INSTRUCTIONS FOR THE TASK: Provide an exact transcription of all the records.

GIVEN ENTRIES:
==========
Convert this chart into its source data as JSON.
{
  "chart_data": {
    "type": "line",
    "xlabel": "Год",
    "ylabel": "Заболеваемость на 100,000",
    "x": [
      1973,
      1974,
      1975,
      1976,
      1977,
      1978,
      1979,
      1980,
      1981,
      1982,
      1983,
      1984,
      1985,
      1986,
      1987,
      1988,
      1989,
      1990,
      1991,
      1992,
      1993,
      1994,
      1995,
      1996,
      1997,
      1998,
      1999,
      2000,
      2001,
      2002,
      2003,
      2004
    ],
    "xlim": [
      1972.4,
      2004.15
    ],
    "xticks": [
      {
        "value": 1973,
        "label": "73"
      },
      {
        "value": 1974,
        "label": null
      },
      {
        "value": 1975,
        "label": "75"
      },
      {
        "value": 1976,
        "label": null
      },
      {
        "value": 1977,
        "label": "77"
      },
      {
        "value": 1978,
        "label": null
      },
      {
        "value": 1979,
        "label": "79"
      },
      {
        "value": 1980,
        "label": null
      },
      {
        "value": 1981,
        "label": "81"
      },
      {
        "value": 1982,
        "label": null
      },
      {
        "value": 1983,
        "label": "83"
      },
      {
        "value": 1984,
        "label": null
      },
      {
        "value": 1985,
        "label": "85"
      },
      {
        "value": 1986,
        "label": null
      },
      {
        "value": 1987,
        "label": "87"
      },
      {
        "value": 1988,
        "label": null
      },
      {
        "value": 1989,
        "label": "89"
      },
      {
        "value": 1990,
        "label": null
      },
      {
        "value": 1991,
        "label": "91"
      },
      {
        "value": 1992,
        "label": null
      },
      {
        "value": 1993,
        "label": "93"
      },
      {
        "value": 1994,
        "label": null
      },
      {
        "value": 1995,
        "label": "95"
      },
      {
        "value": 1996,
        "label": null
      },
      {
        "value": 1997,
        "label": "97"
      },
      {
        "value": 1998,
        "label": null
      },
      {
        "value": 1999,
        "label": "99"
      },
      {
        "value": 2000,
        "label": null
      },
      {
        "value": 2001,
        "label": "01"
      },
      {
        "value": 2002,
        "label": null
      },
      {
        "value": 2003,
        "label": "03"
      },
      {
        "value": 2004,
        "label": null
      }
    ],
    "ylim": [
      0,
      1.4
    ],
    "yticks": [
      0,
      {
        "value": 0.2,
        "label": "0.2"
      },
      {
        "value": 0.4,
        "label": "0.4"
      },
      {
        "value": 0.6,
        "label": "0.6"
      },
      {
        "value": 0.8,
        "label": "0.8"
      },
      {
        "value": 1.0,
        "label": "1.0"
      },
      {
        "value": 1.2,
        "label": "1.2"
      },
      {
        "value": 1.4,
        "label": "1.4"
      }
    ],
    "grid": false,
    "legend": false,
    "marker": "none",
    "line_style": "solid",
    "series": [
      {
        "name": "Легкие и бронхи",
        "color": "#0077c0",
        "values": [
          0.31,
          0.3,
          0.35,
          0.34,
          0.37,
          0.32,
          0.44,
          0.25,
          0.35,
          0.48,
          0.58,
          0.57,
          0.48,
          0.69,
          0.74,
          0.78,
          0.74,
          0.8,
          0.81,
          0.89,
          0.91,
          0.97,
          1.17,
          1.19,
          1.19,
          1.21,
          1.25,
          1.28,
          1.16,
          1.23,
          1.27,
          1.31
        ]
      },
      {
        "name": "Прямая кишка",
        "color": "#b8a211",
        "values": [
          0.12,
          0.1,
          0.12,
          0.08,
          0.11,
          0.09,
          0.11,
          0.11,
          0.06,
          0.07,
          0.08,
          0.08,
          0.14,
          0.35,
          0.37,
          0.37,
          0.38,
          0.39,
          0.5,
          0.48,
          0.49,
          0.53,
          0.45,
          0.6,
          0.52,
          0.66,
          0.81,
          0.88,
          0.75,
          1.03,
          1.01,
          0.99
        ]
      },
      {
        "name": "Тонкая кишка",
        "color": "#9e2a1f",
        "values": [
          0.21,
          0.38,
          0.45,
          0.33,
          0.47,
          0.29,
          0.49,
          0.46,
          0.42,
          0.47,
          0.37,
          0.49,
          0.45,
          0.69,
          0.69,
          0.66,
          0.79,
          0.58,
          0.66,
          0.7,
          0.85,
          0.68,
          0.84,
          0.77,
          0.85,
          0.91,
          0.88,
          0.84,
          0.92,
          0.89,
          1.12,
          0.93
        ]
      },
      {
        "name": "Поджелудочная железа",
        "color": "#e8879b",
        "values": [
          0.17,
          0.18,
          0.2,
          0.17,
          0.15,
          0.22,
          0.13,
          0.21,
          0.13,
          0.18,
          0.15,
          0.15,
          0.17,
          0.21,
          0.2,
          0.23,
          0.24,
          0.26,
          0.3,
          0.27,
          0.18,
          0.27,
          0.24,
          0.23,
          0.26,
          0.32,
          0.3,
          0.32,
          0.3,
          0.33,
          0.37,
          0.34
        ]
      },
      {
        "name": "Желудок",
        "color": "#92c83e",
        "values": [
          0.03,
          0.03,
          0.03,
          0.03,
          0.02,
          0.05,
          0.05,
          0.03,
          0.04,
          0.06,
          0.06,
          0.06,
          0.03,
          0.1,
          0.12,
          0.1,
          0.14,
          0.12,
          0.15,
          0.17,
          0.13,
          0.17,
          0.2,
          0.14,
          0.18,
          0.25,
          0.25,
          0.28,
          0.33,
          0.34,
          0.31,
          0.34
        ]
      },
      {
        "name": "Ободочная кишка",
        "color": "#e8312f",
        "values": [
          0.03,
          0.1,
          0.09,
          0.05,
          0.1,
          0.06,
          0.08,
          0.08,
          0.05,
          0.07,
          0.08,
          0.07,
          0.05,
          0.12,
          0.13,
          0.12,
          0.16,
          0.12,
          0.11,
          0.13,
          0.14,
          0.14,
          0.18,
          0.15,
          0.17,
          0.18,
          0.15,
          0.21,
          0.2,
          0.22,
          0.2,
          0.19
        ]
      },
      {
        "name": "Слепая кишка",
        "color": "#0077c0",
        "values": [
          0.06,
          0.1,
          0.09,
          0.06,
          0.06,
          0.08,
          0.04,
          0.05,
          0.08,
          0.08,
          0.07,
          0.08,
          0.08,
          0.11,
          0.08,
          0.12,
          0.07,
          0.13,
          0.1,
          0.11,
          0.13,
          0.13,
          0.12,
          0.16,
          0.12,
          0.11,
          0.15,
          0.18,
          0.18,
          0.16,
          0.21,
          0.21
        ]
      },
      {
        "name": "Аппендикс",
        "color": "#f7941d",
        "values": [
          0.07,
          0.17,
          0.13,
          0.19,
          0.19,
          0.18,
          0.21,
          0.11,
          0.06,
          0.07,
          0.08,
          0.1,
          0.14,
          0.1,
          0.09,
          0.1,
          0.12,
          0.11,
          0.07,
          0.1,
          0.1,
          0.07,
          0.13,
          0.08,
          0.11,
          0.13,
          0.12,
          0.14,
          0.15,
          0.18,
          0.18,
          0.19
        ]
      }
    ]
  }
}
==========
PROBLEM SOLUTION:
Convert this chart into its source data as JSON.
{
  "chart_data": {
    "type": "line",
    "xlabel": "Год",
    "ylabel": "Заболеваемость на 100,000",
    "x": [
      1973,
      1974,
      1975,
      1976,
      1977,
      1978,
      1979,
      1980,
      1981,
      1982,
      1983,
      1984,
      1985,
      1986,
      1987,
      1988,
      1989,
      1990,
      1991,
      1992,
      1993,
      1994,
      1995,
      1996,
      1997,
      1998,
      1999,
      2000,
      2001,
      2002,
      2003,
      2004
    ],
    "xlim": [
      1972.4,
      2004.15
    ],
    "xticks": [
      {
        "value": 1973,
        "label": "73"
      },
      {
        "value": 1974,
        "label": null
      },
      {
        "value": 1975,
        "label": "75"
      },
      {
        "value": 1976,
        "label": null
      },
      {
        "value": 1977,
        "label": "77"
      },
      {
        "value": 1978,
        "label": null
      },
      {
        "value": 1979,
        "label": "79"
      },
      {
        "value": 1980,
        "label": null
      },
      {
        "value": 1981,
        "label": "81"
      },
      {
        "value": 1982,
        "label": null
      },
      {
        "value": 1983,
        "label": "83"
      },
      {
        "value": 1984,
        "label": null
      },
      {
        "value": 1985,
        "label": "85"
      },
      {
        "value": 1986,
        "label": null
      },
      {
        "value": 1987,
        "label": "87"
      },
      {
        "value": 1988,
        "label": null
      },
      {
        "value": 1989,
        "label": "89"
      },
      {
        "value": 1990,
        "label": null
      },
      {
        "value": 1991,
        "label": "91"
      },
      {
        "value": 1992,
        "label": null
      },
      {
        "value": 1993,
        "label": "93"
      },
      {
        "value": 1994,
        "label": null
      },
      {
        "value": 1995,
        "label": "95"
      },
      {
        "value": 1996,
        "label": null
      },
      {
        "value": 1997,
        "label": "97"
      },
      {
        "value": 1998,
        "label": null
      },
      {
        "value": 1999,
        "label": "99"
      },
      {
        "value": 2000,
        "label": null
      },
      {
        "value": 2001,
        "label": "01"
      },
      {
        "value": 2002,
        "label": null
      },
      {
        "value": 2003,
        "label": "03"
      },
      {
        "value": 2004,
        "label": null
      }
    ],
    "ylim": [
      0,
      1.4
    ],
    "yticks": [
      0,
      {
        "value": 0.2,
        "label": "0.2"
      },
      {
        "value": 0.4,
        "label": "0.4"
      },
      {
        "value": 0.6,
        "label": "0.6"
      },
      {
        "value": 0.8,
        "label": "0.8"
      },
      {
        "value": 1.0,
        "label": "1.0"
      },
      {
        "value": 1.2,
        "label": "1.2"
      },
      {
        "value": 1.4,
        "label": "1.4"
      }
    ],
    "grid": false,
    "legend": false,
    "marker": "none",
    "line_style": "solid",
    "series": [
      {
        "name": "Легкие и бронхи",
        "color": "#0077c0",
        "values": [
          0.31,
          0.3,
          0.35,
          0.34,
          0.37,
          0.32,
          0.44,
          0.25,
          0.35,
          0.48,
          0.58,
          0.57,
          0.48,
          0.69,
          0.74,
          0.78,
          0.74,
          0.8,
          0.81,
          0.89,
          0.91,
          0.97,
          1.17,
          1.19,
          1.19,
          1.21,
          1.25,
          1.28,
          1.16,
          1.23,
          1.27,
          1.31
        ]
      },
      {
        "name": "Прямая кишка",
        "color": "#b8a211",
        "values": [
          0.12,
          0.1,
          0.12,
          0.08,
          0.11,
          0.09,
          0.11,
          0.11,
          0.06,
          0.07,
          0.08,
          0.08,
          0.14,
          0.35,
          0.37,
          0.37,
          0.38,
          0.39,
          0.5,
          0.48,
          0.49,
          0.53,
          0.45,
          0.6,
          0.52,
          0.66,
          0.81,
          0.88,
          0.75,
          1.03,
          1.01,
          0.99
        ]
      },
      {
        "name": "Тонкая кишка",
        "color": "#9e2a1f",
        "values": [
          0.21,
          0.38,
          0.45,
          0.33,
          0.47,
          0.29,
          0.49,
          0.46,
          0.42,
          0.47,
          0.37,
          0.49,
          0.45,
          0.69,
          0.69,
          0.66,
          0.79,
          0.58,
          0.66,
          0.7,
          0.85,
          0.68,
          0.84,
          0.77,
          0.85,
          0.91,
          0.88,
          0.84,
          0.92,
          0.89,
          1.12,
          0.93
        ]
      },
      {
        "name": "Поджелудочная железа",
        "color": "#e8879b",
        "values": [
          0.17,
          0.18,
          0.2,
          0.17,
          0.15,
          0.22,
          0.13,
          0.21,
          0.13,
          0.18,
          0.15,
          0.15,
          0.17,
          0.21,
          0.2,
          0.23,
          0.24,
          0.26,
          0.3,
          0.27,
          0.18,
          0.27,
          0.24,
          0.23,
          0.26,
          0.32,
          0.3,
          0.32,
          0.3,
          0.33,
          0.37,
          0.34
        ]
      },
      {
        "name": "Желудок",
        "color": "#92c83e",
        "values": [
          0.03,
          0.03,
          0.03,
          0.03,
          0.02,
          0.05,
          0.05,
          0.03,
          0.04,
          0.06,
          0.06,
          0.06,
          0.03,
          0.1,
          0.12,
          0.1,
          0.14,
          0.12,
          0.15,
          0.17,
          0.13,
          0.17,
          0.2,
          0.14,
          0.18,
          0.25,
          0.25,
          0.28,
          0.33,
          0.34,
          0.31,
          0.34
        ]
      },
      {
        "name": "Ободочная кишка",
        "color": "#e8312f",
        "values": [
          0.03,
          0.1,
          0.09,
          0.05,
          0.1,
          0.06,
          0.08,
          0.08,
          0.05,
          0.07,
          0.08,
          0.07,
          0.05,
          0.12,
          0.13,
          0.12,
          0.16,
          0.12,
          0.11,
          0.13,
          0.14,
          0.14,
          0.18,
          0.15,
          0.17,
          0.18,
          0.15,
          0.21,
          0.2,
          0.22,
          0.2,
          0.19
        ]
      },
      {
        "name": "Слепая кишка",
        "color": "#0077c0",
        "values": [
          0.06,
          0.1,
          0.09,
          0.06,
          0.06,
          0.08,
          0.04,
          0.05,
          0.08,
          0.08,
          0.07,
          0.08,
          0.08,
          0.11,
          0.08,
          0.12,
          0.07,
          0.13,
          0.1,
          0.11,
          0.13,
          0.13,
          0.12,
          0.16,
          0.12,
          0.11,
          0.15,
          0.18,
          0.18,
          0.16,
          0.21,
          0.21
        ]
      },
      {
        "name": "Аппендикс",
        "color": "#f7941d",
        "values": [
          0.07,
          0.17,
          0.13,
          0.19,
          0.19,
          0.18,
          0.21,
          0.11,
          0.06,
          0.07,
          0.08,
          0.1,
          0.14,
          0.1,
          0.09,
          0.1,
          0.12,
          0.11,
          0.07,
          0.1,
          0.1,
          0.07,
          0.13,
          0.08,
          0.11,
          0.13,
          0.12,
          0.14,
          0.15,
          0.18,
          0.18,
          0.19
        ]
      }
    ]
  }
}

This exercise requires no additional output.